**The request**
Switch every "x-tick-label" in the entries below to "horizontal-tick-label" and leave all other text unchanged.

Bounding box entries
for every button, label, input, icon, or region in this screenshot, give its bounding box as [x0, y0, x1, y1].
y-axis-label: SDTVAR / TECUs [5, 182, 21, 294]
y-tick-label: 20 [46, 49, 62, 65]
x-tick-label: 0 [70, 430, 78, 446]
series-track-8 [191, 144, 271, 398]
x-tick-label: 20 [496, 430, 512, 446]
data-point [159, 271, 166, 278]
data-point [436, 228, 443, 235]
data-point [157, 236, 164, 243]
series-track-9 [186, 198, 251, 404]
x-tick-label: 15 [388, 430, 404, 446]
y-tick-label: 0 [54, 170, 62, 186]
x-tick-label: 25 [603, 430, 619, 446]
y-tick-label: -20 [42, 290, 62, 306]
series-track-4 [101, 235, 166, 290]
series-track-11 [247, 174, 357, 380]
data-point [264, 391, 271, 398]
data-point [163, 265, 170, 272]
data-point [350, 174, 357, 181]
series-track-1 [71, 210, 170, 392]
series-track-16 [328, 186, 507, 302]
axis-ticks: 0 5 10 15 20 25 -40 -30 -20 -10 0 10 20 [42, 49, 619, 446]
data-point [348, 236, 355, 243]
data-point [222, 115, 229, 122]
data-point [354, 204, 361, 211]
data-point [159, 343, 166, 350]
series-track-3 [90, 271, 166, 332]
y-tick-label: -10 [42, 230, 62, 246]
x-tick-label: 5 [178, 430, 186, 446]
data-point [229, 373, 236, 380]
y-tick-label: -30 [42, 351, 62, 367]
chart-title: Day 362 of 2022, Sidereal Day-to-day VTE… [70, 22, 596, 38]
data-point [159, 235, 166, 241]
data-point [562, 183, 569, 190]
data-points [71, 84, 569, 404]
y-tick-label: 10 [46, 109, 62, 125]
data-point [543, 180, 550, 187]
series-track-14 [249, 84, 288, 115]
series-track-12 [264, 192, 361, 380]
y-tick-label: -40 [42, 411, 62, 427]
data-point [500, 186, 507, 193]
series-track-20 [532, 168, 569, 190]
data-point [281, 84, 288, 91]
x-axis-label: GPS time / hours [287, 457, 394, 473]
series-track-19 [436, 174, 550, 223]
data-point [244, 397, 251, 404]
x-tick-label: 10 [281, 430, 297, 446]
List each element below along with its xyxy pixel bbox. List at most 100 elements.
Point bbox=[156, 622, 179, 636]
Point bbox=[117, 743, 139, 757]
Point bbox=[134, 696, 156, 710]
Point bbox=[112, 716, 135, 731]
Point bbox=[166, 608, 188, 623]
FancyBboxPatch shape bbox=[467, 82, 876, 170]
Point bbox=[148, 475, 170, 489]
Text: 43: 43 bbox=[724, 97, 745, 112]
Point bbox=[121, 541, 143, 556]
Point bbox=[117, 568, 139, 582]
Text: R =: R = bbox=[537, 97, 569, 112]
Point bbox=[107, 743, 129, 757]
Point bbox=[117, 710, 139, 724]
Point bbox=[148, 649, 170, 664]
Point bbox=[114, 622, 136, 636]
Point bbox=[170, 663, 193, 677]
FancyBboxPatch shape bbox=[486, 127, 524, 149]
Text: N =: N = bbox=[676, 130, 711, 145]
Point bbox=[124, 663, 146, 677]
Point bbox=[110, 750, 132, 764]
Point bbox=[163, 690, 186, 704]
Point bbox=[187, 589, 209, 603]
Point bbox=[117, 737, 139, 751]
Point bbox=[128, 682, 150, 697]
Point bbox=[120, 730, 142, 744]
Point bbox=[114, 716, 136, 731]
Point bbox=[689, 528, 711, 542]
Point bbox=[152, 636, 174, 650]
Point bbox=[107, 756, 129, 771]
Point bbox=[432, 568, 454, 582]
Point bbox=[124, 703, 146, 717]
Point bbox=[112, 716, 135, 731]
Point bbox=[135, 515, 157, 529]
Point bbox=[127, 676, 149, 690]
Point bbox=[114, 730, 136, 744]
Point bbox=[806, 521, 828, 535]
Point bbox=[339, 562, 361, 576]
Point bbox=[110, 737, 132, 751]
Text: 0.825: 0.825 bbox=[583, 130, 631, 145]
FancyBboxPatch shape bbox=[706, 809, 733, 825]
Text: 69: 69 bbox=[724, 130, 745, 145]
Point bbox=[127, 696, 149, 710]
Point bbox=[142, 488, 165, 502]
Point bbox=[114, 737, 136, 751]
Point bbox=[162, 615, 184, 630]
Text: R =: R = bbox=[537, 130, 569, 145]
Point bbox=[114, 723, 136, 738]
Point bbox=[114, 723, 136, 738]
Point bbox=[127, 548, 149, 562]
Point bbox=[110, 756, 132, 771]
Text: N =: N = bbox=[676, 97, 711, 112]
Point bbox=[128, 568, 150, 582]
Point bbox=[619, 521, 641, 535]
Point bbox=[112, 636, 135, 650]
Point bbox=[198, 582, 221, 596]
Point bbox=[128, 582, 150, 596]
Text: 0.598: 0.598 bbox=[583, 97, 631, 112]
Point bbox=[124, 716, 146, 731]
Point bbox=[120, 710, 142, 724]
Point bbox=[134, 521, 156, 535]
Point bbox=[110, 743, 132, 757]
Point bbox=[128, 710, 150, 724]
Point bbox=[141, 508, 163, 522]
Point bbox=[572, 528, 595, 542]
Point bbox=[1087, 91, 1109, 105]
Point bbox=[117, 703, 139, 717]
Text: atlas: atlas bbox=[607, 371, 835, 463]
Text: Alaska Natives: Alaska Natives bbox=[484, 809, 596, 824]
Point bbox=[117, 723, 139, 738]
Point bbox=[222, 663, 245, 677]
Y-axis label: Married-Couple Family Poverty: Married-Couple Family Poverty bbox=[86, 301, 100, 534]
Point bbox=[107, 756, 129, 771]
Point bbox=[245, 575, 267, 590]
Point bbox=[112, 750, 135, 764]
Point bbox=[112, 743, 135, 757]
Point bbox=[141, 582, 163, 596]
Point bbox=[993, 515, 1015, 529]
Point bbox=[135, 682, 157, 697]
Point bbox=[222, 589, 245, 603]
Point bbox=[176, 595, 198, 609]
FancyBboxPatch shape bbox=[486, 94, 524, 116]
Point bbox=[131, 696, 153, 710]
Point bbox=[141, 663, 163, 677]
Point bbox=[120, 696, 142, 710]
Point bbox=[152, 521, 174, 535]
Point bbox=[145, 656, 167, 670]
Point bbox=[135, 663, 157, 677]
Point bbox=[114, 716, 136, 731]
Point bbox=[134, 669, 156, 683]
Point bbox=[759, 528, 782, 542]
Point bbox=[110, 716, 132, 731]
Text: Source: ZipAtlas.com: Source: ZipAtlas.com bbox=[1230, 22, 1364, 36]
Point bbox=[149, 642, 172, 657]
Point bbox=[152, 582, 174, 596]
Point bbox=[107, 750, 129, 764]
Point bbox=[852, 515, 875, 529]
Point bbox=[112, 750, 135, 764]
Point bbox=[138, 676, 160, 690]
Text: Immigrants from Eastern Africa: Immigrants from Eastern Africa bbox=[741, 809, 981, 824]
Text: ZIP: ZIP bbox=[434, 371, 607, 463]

**Expected answer**
for every button, label, input, icon, or region in this screenshot, give its bounding box as [x0, y0, x1, y1].
y-axis-label: SDTVAR / TECUs [5, 182, 21, 294]
y-tick-label: 20 [46, 49, 62, 65]
horizontal-tick-label: 0 [70, 430, 78, 446]
series-track-8 [191, 144, 271, 398]
horizontal-tick-label: 20 [496, 430, 512, 446]
data-point [159, 271, 166, 278]
data-point [436, 228, 443, 235]
data-point [157, 236, 164, 243]
series-track-9 [186, 198, 251, 404]
horizontal-tick-label: 15 [388, 430, 404, 446]
y-tick-label: 0 [54, 170, 62, 186]
horizontal-tick-label: 25 [603, 430, 619, 446]
y-tick-label: -20 [42, 290, 62, 306]
series-track-4 [101, 235, 166, 290]
series-track-11 [247, 174, 357, 380]
data-point [264, 391, 271, 398]
data-point [163, 265, 170, 272]
data-point [350, 174, 357, 181]
series-track-1 [71, 210, 170, 392]
series-track-16 [328, 186, 507, 302]
axis-ticks: 0 5 10 15 20 25 -40 -30 -20 -10 0 10 20 [42, 49, 619, 446]
data-point [348, 236, 355, 243]
data-point [222, 115, 229, 122]
data-point [354, 204, 361, 211]
data-point [159, 343, 166, 350]
series-track-3 [90, 271, 166, 332]
y-tick-label: -10 [42, 230, 62, 246]
horizontal-tick-label: 5 [178, 430, 186, 446]
data-point [229, 373, 236, 380]
y-tick-label: -30 [42, 351, 62, 367]
chart-title: Day 362 of 2022, Sidereal Day-to-day VTE… [70, 22, 596, 38]
data-point [159, 235, 166, 241]
data-point [562, 183, 569, 190]
data-points [71, 84, 569, 404]
y-tick-label: 10 [46, 109, 62, 125]
data-point [543, 180, 550, 187]
series-track-14 [249, 84, 288, 115]
series-track-12 [264, 192, 361, 380]
y-tick-label: -40 [42, 411, 62, 427]
data-point [500, 186, 507, 193]
series-track-20 [532, 168, 569, 190]
data-point [281, 84, 288, 91]
x-axis-label: GPS time / hours [287, 457, 394, 473]
series-track-19 [436, 174, 550, 223]
data-point [244, 397, 251, 404]
horizontal-tick-label: 10 [281, 430, 297, 446]
List each element below along with its xyxy pixel bbox. List at most 100 elements.
Point bbox=[156, 622, 179, 636]
Point bbox=[117, 743, 139, 757]
Point bbox=[134, 696, 156, 710]
Point bbox=[112, 716, 135, 731]
Point bbox=[166, 608, 188, 623]
FancyBboxPatch shape bbox=[467, 82, 876, 170]
Point bbox=[148, 475, 170, 489]
Text: 43: 43 bbox=[724, 97, 745, 112]
Point bbox=[121, 541, 143, 556]
Point bbox=[117, 568, 139, 582]
Text: R =: R = bbox=[537, 97, 569, 112]
Point bbox=[107, 743, 129, 757]
Point bbox=[117, 710, 139, 724]
Point bbox=[148, 649, 170, 664]
Point bbox=[114, 622, 136, 636]
Point bbox=[170, 663, 193, 677]
FancyBboxPatch shape bbox=[486, 127, 524, 149]
Text: N =: N = bbox=[676, 130, 711, 145]
Point bbox=[124, 663, 146, 677]
Point bbox=[110, 750, 132, 764]
Point bbox=[163, 690, 186, 704]
Point bbox=[187, 589, 209, 603]
Point bbox=[117, 737, 139, 751]
Point bbox=[128, 682, 150, 697]
Point bbox=[120, 730, 142, 744]
Point bbox=[114, 716, 136, 731]
Point bbox=[689, 528, 711, 542]
Point bbox=[152, 636, 174, 650]
Point bbox=[107, 756, 129, 771]
Point bbox=[432, 568, 454, 582]
Point bbox=[124, 703, 146, 717]
Point bbox=[112, 716, 135, 731]
Point bbox=[135, 515, 157, 529]
Point bbox=[127, 676, 149, 690]
Point bbox=[114, 730, 136, 744]
Point bbox=[806, 521, 828, 535]
Point bbox=[339, 562, 361, 576]
Point bbox=[110, 737, 132, 751]
Text: 0.825: 0.825 bbox=[583, 130, 631, 145]
FancyBboxPatch shape bbox=[706, 809, 733, 825]
Text: 69: 69 bbox=[724, 130, 745, 145]
Point bbox=[127, 696, 149, 710]
Point bbox=[142, 488, 165, 502]
Point bbox=[114, 737, 136, 751]
Point bbox=[162, 615, 184, 630]
Text: R =: R = bbox=[537, 130, 569, 145]
Point bbox=[114, 723, 136, 738]
Point bbox=[114, 723, 136, 738]
Point bbox=[127, 548, 149, 562]
Point bbox=[110, 756, 132, 771]
Text: N =: N = bbox=[676, 97, 711, 112]
Point bbox=[128, 568, 150, 582]
Point bbox=[619, 521, 641, 535]
Point bbox=[112, 636, 135, 650]
Point bbox=[198, 582, 221, 596]
Point bbox=[128, 582, 150, 596]
Text: 0.598: 0.598 bbox=[583, 97, 631, 112]
Point bbox=[124, 716, 146, 731]
Point bbox=[120, 710, 142, 724]
Point bbox=[134, 521, 156, 535]
Point bbox=[110, 743, 132, 757]
Point bbox=[128, 710, 150, 724]
Point bbox=[141, 508, 163, 522]
Point bbox=[572, 528, 595, 542]
Point bbox=[1087, 91, 1109, 105]
Point bbox=[117, 703, 139, 717]
Text: atlas: atlas bbox=[607, 371, 835, 463]
Text: Alaska Natives: Alaska Natives bbox=[484, 809, 596, 824]
Point bbox=[117, 723, 139, 738]
Point bbox=[222, 663, 245, 677]
Y-axis label: Married-Couple Family Poverty: Married-Couple Family Poverty bbox=[86, 301, 100, 534]
Point bbox=[107, 756, 129, 771]
Point bbox=[245, 575, 267, 590]
Point bbox=[112, 750, 135, 764]
Point bbox=[112, 743, 135, 757]
Point bbox=[141, 582, 163, 596]
Point bbox=[993, 515, 1015, 529]
Point bbox=[135, 682, 157, 697]
Point bbox=[222, 589, 245, 603]
Point bbox=[176, 595, 198, 609]
FancyBboxPatch shape bbox=[486, 94, 524, 116]
Point bbox=[131, 696, 153, 710]
Point bbox=[141, 663, 163, 677]
Point bbox=[120, 696, 142, 710]
Point bbox=[152, 521, 174, 535]
Point bbox=[145, 656, 167, 670]
Point bbox=[135, 663, 157, 677]
Point bbox=[114, 716, 136, 731]
Point bbox=[134, 669, 156, 683]
Point bbox=[759, 528, 782, 542]
Point bbox=[110, 716, 132, 731]
Text: Source: ZipAtlas.com: Source: ZipAtlas.com bbox=[1230, 22, 1364, 36]
Point bbox=[149, 642, 172, 657]
Point bbox=[152, 582, 174, 596]
Point bbox=[107, 750, 129, 764]
Point bbox=[852, 515, 875, 529]
Point bbox=[112, 750, 135, 764]
Point bbox=[138, 676, 160, 690]
Text: Immigrants from Eastern Africa: Immigrants from Eastern Africa bbox=[741, 809, 981, 824]
Text: ZIP: ZIP bbox=[434, 371, 607, 463]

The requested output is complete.